§ Stated problem
Note how many lines hold the string "pers" and give that number without any other words.
====== Data listing ======
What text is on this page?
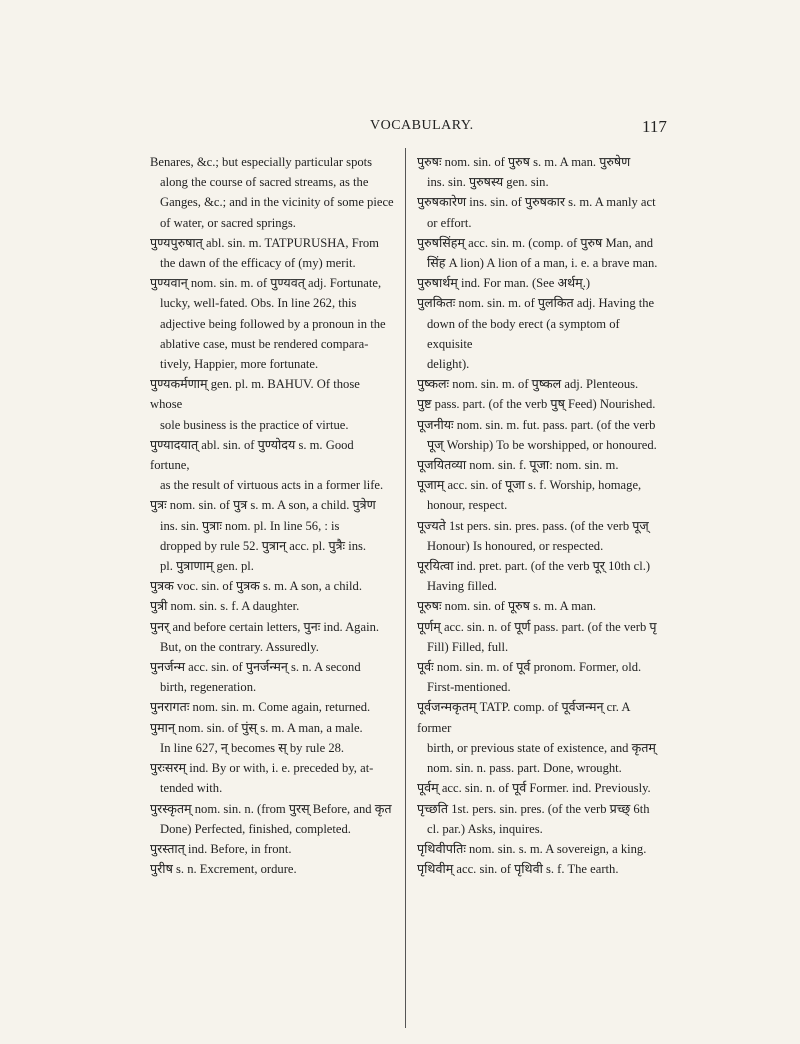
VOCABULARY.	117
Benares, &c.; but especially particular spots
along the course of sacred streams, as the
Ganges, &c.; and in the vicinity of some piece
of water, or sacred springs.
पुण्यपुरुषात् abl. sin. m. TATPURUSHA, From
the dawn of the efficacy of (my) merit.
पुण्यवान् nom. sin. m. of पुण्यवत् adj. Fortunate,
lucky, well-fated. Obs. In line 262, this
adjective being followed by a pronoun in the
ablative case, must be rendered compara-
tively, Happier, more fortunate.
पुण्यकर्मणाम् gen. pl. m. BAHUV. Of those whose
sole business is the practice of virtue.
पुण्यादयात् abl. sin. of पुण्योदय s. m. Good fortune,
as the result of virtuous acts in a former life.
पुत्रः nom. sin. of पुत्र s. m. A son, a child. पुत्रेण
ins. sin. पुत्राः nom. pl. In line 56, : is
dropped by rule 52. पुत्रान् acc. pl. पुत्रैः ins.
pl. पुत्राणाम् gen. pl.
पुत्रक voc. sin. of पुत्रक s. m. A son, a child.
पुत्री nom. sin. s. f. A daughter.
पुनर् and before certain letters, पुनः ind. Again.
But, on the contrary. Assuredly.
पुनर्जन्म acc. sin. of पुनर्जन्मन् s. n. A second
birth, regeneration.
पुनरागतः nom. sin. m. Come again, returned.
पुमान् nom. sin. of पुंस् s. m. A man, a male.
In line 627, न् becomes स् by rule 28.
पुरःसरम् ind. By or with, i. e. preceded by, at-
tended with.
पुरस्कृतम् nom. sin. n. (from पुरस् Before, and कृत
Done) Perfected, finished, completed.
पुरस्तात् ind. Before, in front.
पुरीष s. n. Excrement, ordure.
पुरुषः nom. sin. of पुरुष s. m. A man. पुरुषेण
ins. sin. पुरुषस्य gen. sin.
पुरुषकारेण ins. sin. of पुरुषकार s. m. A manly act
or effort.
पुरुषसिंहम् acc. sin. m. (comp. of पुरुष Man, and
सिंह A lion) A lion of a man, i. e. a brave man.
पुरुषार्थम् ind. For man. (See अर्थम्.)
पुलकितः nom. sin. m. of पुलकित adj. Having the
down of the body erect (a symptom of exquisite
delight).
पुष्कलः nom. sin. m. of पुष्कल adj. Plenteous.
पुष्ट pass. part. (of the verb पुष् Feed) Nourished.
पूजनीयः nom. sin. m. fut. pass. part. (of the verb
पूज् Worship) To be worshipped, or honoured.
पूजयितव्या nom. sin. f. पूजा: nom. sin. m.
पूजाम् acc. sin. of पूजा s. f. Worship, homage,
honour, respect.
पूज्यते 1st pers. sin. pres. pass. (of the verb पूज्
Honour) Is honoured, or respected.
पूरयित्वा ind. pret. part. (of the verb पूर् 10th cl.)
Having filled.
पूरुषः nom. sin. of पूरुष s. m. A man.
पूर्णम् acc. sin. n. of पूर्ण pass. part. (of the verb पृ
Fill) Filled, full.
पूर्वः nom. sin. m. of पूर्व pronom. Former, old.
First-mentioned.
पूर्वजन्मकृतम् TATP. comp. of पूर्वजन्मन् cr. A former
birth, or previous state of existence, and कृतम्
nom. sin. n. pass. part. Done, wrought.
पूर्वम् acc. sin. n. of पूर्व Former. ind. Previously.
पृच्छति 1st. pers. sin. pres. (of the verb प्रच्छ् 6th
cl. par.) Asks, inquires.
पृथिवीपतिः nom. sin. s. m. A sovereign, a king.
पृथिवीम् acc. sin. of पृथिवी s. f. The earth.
======
====== Data listing ======
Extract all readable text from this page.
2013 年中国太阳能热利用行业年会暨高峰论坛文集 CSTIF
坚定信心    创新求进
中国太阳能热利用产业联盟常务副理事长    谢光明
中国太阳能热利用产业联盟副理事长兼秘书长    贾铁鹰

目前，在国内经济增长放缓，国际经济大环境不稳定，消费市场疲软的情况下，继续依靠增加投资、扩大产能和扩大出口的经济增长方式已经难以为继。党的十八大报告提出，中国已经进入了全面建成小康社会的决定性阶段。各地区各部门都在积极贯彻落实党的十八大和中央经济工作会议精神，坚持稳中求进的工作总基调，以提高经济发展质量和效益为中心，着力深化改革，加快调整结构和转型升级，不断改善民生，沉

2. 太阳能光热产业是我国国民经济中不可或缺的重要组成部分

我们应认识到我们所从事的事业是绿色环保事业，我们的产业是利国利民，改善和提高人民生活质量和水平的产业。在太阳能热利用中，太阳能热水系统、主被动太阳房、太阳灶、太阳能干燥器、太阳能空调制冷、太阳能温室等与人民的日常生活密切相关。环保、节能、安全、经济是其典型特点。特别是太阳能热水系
======
§ Solution
2